=== SUPPLIED RECORDS ===

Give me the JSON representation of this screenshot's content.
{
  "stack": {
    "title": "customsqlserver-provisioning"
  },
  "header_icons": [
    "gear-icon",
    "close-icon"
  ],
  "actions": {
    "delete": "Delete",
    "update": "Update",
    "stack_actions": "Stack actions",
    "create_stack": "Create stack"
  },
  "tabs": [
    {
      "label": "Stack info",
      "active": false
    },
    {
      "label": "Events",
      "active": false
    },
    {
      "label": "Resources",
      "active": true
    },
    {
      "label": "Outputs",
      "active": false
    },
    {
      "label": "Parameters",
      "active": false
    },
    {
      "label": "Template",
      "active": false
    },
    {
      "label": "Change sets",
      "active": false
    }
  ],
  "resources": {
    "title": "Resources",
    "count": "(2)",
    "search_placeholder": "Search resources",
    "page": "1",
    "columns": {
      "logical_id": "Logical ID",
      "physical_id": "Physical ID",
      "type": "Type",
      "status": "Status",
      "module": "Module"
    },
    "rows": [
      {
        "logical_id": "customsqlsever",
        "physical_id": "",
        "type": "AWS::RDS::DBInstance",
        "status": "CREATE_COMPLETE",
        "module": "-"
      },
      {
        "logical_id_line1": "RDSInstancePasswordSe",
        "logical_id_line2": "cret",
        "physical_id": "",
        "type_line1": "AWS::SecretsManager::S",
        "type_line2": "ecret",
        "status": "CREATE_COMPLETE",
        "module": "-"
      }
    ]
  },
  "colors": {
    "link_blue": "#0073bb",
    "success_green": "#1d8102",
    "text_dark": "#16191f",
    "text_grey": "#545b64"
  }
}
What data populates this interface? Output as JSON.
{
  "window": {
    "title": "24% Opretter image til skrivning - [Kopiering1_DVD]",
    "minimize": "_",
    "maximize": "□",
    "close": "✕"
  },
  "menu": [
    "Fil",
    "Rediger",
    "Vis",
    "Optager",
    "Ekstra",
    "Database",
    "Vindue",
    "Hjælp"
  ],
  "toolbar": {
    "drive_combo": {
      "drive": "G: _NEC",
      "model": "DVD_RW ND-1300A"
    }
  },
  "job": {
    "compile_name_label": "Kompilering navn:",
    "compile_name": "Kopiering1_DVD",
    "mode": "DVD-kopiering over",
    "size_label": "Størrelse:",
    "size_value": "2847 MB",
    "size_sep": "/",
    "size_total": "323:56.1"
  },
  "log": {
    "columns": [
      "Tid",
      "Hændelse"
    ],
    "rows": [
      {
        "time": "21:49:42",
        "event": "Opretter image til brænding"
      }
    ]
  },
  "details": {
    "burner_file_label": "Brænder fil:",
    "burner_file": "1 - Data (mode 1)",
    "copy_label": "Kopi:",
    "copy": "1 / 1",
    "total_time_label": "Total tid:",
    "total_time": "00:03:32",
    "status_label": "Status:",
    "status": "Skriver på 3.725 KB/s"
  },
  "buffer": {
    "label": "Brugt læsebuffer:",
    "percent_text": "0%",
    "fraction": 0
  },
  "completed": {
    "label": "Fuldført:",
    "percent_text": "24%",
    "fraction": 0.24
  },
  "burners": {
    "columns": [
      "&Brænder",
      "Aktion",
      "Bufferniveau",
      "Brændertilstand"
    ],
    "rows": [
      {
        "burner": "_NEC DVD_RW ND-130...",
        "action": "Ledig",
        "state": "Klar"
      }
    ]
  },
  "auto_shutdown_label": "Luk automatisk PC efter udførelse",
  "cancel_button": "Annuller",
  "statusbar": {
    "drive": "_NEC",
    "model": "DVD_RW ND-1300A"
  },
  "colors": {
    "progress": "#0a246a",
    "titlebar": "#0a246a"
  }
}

...

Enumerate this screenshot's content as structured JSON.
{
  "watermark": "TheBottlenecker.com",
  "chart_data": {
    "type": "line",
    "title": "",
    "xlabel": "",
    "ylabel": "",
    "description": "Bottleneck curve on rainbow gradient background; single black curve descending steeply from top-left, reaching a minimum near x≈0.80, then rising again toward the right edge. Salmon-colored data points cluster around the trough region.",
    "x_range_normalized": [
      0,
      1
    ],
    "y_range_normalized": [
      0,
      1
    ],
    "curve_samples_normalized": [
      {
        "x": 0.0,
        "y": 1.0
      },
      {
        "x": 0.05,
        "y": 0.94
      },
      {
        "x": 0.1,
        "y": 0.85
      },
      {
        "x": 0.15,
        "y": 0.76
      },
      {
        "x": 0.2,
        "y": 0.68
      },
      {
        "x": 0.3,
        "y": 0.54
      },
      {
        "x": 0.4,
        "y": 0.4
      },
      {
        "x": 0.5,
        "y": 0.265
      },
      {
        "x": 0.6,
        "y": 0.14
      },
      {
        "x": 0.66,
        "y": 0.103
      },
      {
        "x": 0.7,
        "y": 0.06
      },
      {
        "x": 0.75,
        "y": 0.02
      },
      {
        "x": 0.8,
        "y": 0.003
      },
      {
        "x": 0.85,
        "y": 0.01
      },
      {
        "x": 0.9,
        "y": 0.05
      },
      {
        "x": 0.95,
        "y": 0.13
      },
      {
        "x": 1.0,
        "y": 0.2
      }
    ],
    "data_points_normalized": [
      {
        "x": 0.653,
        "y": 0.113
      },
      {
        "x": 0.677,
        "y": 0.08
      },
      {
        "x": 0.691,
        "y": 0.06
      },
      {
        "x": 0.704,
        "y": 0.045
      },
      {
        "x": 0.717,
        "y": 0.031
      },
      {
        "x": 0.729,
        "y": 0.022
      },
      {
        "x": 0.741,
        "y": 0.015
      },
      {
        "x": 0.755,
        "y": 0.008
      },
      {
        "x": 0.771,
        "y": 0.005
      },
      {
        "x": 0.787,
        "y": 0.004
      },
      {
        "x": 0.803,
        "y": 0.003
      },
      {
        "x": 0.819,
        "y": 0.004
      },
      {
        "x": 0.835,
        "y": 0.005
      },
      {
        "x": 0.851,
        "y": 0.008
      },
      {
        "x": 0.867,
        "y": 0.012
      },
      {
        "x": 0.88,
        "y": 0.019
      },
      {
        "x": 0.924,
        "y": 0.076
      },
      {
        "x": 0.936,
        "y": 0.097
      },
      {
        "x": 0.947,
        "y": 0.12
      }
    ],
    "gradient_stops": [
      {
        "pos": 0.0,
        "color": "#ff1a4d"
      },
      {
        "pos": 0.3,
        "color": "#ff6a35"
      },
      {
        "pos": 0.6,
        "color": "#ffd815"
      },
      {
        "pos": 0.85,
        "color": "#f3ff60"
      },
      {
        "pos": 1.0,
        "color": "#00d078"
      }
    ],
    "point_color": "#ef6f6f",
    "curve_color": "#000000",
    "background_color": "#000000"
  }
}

* * *

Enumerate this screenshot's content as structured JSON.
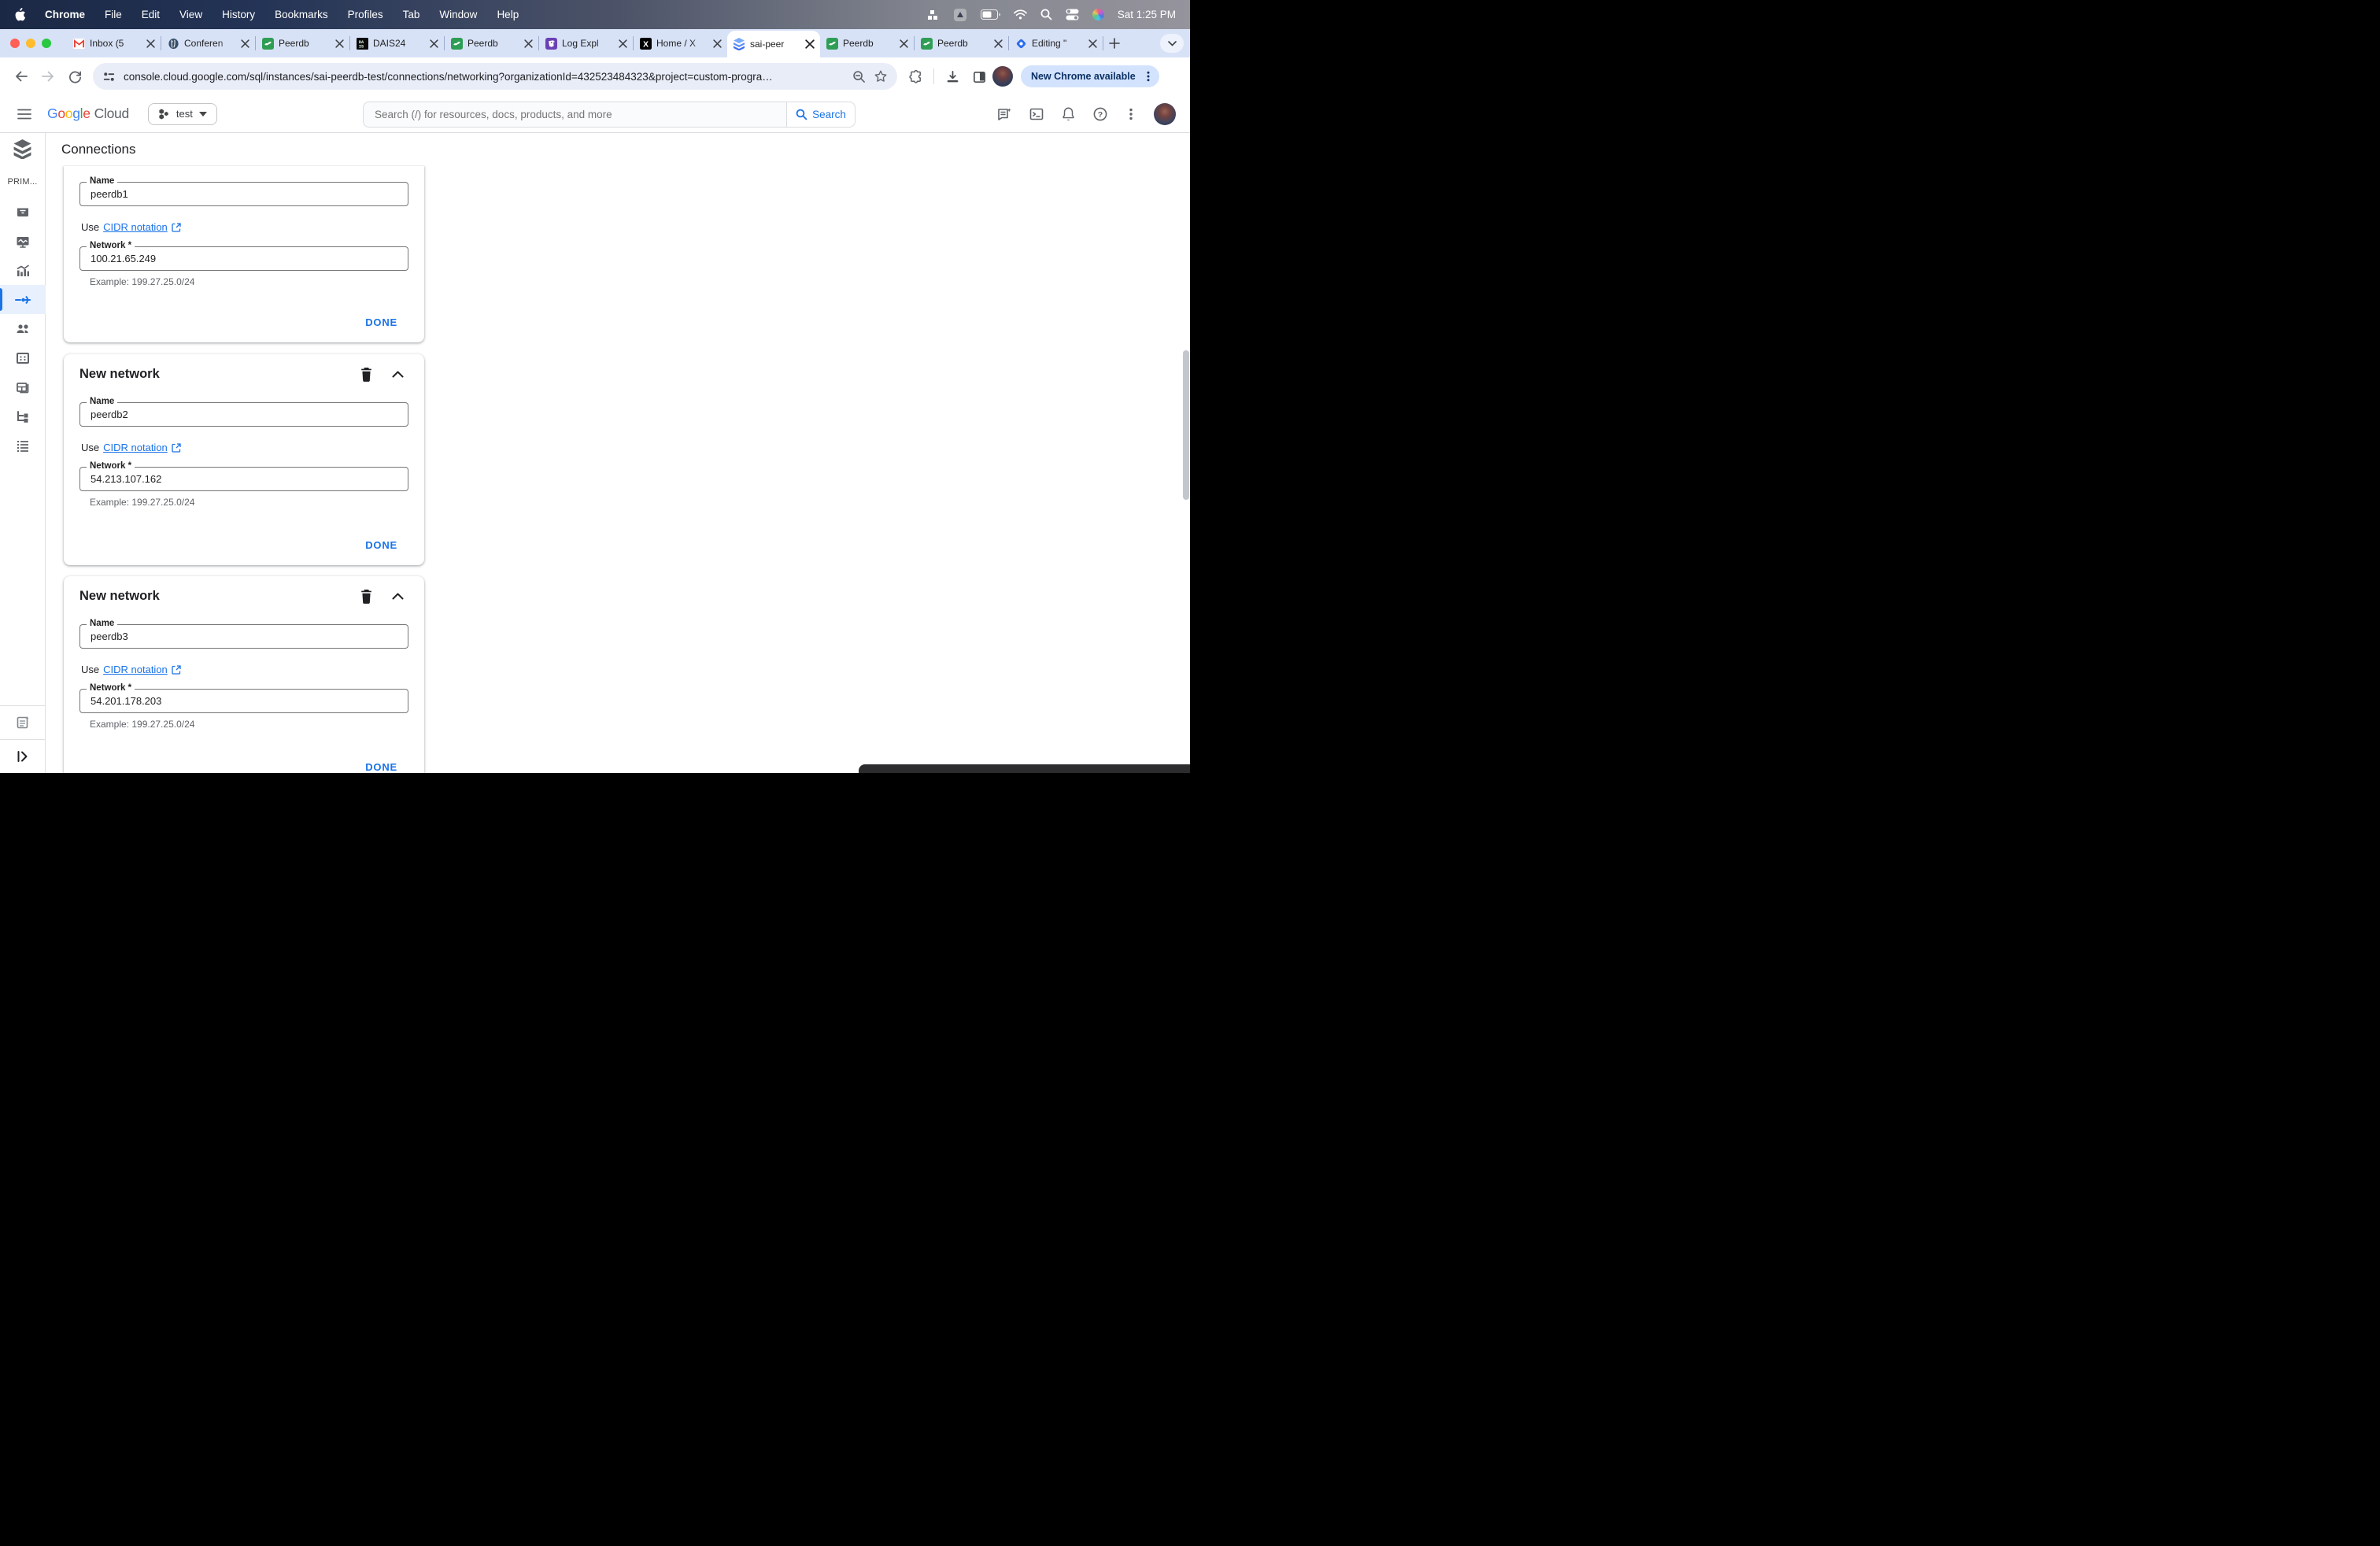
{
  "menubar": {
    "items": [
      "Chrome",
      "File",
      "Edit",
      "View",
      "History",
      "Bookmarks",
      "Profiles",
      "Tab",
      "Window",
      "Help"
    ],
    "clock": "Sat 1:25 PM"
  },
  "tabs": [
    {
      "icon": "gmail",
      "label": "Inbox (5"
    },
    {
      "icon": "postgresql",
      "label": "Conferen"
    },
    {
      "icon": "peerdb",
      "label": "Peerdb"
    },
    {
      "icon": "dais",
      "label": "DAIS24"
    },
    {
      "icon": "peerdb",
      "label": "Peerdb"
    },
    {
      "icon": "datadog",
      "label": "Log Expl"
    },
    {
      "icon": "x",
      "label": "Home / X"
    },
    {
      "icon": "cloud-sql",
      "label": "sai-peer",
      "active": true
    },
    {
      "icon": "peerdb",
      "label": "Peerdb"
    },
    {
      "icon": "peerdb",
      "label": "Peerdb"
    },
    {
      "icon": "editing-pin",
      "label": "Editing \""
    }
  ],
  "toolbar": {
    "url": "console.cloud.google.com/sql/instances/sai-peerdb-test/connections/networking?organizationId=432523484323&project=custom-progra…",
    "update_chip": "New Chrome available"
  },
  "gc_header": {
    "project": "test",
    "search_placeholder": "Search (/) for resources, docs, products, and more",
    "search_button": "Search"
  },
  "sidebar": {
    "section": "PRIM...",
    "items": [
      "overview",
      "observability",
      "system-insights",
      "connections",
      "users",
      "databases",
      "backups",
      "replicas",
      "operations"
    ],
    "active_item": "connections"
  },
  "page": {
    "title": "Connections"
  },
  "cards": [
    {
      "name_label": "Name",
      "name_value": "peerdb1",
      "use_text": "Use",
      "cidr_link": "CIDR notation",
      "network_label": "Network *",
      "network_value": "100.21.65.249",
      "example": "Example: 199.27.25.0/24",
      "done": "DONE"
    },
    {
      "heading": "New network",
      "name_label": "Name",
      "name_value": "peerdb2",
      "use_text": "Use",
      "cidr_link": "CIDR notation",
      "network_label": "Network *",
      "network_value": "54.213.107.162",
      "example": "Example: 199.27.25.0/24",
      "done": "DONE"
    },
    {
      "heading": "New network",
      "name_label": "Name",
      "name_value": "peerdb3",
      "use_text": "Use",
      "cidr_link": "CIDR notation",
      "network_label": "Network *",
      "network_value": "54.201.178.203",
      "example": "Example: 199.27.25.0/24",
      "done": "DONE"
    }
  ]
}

=== DO THIS ===
Using the listing above, state the number of lines that hold "Search", with no other text.

=== THE ANSWER ===
3